• _Prompt_:
Pull out every line in the data that has the string "Financial" in it.

━━━━━━━━━━

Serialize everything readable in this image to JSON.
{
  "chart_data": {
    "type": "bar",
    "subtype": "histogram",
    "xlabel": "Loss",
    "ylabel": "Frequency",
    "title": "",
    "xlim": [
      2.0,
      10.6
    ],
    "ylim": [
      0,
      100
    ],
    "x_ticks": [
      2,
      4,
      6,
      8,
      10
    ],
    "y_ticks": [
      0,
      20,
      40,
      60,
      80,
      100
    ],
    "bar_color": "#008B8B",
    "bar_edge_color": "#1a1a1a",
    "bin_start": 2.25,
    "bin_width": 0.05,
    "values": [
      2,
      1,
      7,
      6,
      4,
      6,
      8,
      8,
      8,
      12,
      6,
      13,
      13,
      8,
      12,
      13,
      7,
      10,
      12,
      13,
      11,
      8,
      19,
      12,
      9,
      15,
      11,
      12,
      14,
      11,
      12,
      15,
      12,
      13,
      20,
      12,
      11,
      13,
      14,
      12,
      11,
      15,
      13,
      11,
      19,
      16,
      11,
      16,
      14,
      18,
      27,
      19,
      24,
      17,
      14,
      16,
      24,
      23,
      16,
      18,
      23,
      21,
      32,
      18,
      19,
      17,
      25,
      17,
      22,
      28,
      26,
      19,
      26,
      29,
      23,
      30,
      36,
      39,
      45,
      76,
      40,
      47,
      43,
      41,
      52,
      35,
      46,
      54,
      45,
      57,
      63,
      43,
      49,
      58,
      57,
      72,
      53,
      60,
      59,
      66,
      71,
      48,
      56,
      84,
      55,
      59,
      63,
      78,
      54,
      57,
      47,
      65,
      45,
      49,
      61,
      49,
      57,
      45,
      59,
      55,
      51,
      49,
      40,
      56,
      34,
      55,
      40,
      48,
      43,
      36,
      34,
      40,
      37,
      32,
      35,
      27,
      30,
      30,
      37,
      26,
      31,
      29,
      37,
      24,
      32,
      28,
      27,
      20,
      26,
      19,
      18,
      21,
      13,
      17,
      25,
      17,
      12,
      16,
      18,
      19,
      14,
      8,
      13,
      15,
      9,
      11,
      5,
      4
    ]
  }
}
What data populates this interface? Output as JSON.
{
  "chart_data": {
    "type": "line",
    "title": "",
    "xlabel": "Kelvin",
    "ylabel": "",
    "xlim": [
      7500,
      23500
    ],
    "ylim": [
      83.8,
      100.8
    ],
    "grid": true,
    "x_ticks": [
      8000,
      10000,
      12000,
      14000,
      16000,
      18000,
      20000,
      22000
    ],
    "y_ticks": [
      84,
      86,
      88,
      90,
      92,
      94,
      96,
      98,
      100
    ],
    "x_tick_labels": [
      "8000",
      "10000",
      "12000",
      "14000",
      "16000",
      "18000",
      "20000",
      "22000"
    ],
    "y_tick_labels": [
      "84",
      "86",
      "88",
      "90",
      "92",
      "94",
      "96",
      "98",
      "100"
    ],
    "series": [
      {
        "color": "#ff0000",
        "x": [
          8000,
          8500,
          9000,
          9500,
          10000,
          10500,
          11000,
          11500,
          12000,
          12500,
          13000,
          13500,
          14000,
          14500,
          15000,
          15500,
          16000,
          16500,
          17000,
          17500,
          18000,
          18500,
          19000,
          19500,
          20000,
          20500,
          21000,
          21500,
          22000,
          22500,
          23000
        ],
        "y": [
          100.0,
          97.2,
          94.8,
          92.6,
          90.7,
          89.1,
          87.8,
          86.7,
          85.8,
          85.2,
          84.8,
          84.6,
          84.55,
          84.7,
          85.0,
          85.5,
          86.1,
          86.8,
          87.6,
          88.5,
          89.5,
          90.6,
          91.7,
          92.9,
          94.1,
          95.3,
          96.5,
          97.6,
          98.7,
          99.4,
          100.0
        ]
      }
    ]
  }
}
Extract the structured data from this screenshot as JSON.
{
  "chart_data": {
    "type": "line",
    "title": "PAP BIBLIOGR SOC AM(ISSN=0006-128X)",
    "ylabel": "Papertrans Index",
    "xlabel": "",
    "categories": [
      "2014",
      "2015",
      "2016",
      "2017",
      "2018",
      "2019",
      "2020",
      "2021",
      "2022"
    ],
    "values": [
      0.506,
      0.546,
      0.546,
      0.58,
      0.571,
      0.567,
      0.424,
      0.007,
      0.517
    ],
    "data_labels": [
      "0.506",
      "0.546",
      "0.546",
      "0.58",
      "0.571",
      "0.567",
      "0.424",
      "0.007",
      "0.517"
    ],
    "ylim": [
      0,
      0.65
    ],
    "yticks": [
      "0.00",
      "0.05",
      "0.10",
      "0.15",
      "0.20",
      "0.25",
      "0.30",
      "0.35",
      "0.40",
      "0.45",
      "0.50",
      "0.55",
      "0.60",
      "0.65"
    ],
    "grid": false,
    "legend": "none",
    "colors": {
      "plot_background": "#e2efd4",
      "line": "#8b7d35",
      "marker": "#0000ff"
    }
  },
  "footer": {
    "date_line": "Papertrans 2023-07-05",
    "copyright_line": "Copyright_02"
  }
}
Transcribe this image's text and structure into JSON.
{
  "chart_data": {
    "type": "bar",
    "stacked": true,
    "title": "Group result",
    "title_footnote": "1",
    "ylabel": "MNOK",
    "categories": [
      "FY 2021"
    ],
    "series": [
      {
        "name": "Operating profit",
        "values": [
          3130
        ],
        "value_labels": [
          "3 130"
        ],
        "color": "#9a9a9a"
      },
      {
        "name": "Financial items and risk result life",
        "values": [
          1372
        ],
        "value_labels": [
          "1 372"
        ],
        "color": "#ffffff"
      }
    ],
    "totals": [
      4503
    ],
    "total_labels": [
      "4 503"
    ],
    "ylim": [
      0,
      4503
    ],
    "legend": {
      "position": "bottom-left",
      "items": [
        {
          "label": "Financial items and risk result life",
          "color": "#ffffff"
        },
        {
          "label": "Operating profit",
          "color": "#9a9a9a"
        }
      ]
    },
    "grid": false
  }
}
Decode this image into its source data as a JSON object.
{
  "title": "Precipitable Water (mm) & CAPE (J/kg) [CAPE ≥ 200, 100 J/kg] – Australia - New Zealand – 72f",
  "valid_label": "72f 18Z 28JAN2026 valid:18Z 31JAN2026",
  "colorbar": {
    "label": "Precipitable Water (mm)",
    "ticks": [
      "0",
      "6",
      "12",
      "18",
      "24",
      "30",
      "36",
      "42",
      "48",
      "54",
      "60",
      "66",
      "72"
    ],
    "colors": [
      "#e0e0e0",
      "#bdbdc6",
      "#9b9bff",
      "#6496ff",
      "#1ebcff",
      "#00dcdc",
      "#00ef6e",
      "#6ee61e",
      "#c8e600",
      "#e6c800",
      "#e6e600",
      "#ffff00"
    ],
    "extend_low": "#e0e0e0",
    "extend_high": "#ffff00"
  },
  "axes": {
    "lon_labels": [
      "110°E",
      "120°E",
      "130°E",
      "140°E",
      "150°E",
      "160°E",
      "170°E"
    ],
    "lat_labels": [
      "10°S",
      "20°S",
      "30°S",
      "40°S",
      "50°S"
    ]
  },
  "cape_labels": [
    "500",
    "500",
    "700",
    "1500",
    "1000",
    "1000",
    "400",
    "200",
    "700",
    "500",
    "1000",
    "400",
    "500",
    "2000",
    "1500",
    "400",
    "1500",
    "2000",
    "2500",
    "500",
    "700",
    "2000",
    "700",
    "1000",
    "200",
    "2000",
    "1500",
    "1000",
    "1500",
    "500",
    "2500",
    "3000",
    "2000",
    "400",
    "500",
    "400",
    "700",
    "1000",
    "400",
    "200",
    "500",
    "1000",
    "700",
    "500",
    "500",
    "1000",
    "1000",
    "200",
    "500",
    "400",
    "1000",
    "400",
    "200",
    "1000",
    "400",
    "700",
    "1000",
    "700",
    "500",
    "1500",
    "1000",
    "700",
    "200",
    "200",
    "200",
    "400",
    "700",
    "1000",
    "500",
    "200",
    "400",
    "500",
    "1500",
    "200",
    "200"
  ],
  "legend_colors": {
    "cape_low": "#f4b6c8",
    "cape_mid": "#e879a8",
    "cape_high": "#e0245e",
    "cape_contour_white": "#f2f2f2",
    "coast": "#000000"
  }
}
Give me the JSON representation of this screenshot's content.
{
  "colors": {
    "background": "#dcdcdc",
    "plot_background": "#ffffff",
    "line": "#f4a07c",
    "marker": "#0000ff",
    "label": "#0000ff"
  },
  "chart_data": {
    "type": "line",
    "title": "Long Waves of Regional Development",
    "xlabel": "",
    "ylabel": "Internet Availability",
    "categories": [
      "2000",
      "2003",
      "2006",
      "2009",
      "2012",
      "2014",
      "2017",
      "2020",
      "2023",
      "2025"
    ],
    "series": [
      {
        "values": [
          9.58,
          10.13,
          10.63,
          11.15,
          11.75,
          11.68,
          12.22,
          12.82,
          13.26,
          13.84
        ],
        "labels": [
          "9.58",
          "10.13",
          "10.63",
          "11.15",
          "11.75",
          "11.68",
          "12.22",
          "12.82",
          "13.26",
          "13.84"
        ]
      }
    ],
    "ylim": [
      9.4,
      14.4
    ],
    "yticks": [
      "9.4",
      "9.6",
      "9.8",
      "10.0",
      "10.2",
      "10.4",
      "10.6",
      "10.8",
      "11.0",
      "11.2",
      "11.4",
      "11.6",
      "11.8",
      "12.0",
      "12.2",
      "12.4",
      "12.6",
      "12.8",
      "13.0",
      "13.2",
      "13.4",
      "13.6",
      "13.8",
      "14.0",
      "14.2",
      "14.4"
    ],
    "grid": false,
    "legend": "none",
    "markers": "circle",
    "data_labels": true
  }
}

━━━━━━━━━━

• _Output of the task_:
        "name": "Financial items and risk result life",
          "label": "Financial items and risk result life",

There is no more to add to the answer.